[Data records]

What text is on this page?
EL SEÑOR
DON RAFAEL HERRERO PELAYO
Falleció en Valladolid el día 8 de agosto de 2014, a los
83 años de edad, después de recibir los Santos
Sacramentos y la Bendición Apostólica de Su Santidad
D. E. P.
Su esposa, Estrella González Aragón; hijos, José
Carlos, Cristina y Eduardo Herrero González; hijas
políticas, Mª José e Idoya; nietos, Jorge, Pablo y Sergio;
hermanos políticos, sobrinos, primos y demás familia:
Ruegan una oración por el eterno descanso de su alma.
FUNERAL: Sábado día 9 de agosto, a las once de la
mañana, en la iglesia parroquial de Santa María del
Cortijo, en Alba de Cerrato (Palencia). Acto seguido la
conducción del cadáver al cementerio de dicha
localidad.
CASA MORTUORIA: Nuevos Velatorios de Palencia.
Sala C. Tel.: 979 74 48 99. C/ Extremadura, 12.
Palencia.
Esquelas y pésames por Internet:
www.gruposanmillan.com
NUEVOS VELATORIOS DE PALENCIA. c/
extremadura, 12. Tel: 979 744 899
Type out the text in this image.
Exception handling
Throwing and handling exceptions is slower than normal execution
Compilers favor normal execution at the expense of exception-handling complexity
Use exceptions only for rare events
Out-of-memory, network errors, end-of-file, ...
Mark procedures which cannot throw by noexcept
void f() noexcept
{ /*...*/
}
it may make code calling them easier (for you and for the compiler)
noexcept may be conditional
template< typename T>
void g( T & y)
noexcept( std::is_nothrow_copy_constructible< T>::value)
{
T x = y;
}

EXERCISE GOAL: Return all lines containing the word "normal".

REPLY:
Throwing and handling exceptions is slower than normal execution
Compilers favor normal execution at the expense of exception-handling complexity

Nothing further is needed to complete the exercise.